• _THE EXERCISE_: Would you pull out every line of the material that contains the string "ylabel"?

• _EXTRACTED RECORDS_:
·····
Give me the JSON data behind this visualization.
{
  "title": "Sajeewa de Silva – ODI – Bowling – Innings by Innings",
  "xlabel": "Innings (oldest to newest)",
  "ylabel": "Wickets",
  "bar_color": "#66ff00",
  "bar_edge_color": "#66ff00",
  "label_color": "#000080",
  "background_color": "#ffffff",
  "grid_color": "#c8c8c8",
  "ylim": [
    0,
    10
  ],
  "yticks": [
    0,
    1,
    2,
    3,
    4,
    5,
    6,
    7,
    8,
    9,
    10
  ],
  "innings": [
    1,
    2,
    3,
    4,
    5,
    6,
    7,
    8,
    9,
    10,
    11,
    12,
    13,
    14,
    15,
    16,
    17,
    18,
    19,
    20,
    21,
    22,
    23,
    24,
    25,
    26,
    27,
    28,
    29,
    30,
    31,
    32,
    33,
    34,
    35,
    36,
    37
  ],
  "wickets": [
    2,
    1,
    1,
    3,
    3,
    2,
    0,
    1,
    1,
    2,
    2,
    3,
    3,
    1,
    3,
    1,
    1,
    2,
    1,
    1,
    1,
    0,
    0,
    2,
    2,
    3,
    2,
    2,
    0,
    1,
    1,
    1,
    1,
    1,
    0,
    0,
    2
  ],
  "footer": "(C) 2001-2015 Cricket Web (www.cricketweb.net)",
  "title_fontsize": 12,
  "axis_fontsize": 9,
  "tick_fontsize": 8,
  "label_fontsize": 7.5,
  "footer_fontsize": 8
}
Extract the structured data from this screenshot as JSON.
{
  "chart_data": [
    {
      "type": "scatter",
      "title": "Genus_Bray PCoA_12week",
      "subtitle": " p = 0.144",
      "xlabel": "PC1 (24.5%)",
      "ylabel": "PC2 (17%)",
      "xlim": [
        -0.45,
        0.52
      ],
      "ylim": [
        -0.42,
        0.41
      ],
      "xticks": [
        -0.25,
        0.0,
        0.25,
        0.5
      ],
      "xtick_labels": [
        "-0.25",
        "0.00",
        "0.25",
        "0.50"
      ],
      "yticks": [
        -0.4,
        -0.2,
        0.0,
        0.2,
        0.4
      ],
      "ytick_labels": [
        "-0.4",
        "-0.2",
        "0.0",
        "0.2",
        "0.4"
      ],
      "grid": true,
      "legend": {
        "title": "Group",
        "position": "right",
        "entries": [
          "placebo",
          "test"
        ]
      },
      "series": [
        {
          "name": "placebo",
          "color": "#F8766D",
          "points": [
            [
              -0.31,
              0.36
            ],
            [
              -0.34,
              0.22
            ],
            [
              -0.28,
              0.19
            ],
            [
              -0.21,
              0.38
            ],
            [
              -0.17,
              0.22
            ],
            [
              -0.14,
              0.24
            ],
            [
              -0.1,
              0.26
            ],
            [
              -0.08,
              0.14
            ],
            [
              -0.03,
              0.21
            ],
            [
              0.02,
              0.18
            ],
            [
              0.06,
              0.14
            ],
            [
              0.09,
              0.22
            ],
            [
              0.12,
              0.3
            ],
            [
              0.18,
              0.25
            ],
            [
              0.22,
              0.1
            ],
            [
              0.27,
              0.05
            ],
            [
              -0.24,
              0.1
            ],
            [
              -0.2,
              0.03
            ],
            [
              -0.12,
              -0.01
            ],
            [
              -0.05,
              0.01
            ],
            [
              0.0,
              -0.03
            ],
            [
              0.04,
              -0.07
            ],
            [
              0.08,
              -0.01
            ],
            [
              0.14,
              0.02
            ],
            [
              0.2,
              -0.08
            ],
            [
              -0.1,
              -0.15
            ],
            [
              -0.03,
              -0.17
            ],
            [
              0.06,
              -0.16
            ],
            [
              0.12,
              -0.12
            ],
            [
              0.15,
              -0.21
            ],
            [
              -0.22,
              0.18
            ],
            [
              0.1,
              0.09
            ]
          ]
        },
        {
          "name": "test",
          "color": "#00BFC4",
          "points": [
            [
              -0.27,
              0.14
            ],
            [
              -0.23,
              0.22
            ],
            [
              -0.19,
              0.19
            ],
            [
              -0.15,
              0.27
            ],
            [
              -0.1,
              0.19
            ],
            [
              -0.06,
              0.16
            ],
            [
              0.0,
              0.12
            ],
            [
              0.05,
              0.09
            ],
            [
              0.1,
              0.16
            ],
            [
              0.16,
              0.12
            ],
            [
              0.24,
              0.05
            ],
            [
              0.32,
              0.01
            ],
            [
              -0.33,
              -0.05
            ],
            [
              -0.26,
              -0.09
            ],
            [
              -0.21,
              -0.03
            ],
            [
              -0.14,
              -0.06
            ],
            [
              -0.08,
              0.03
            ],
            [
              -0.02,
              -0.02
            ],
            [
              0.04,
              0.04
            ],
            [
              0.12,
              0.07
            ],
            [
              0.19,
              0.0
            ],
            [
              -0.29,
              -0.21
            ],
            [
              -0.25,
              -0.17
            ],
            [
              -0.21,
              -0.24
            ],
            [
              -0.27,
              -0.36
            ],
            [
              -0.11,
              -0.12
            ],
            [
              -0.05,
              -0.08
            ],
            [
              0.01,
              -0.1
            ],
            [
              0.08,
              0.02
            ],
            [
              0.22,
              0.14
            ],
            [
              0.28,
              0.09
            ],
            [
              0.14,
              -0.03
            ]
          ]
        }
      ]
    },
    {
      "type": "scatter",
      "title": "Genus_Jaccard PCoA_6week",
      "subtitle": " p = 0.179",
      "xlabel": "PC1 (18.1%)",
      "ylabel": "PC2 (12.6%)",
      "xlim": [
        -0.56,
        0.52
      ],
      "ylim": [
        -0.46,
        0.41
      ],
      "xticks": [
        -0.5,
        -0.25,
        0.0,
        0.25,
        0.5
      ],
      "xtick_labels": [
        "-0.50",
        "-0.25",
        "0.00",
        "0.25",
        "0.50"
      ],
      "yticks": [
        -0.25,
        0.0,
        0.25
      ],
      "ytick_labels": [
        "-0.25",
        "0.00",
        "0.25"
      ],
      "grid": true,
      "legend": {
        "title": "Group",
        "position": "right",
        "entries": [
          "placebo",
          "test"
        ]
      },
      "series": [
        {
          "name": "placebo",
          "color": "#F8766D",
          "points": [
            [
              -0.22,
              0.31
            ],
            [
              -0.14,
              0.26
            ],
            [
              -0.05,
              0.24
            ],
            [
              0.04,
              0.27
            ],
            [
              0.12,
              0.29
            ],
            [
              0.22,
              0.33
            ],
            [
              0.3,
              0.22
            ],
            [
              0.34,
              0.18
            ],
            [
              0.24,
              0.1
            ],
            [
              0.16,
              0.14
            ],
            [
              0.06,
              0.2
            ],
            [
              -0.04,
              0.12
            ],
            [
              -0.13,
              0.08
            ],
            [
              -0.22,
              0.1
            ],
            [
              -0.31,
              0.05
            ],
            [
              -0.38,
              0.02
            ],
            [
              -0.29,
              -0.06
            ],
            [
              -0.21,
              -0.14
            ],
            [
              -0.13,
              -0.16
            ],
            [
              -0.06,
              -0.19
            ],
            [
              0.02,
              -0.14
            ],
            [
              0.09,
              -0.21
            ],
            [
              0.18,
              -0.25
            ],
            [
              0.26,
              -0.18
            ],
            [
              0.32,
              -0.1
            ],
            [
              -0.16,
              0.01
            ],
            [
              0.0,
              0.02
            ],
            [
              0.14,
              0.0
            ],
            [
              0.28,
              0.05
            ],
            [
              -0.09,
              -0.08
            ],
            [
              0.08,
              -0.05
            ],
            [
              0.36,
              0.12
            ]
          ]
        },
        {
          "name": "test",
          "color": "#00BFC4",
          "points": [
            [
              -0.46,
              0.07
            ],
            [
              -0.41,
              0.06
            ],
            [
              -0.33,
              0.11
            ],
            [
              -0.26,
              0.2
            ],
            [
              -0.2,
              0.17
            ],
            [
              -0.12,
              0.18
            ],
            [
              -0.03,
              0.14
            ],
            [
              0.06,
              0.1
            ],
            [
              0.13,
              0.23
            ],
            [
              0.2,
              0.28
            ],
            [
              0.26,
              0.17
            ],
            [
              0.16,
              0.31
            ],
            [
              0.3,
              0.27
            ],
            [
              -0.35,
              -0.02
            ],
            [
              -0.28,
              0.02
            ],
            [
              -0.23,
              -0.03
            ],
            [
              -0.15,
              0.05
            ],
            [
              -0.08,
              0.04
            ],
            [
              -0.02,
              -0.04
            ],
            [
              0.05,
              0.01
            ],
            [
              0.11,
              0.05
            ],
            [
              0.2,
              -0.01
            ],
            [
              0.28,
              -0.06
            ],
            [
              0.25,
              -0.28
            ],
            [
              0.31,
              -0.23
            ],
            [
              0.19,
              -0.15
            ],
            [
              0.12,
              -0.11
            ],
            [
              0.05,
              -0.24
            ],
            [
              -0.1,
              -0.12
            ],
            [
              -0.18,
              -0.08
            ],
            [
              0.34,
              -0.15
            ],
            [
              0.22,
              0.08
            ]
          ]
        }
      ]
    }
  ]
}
·····
• _THE COMPLETED TASK_:
  "ylabel": "Wickets",
      "ylabel": "PC2 (17%)",
      "ylabel": "PC2 (12.6%)",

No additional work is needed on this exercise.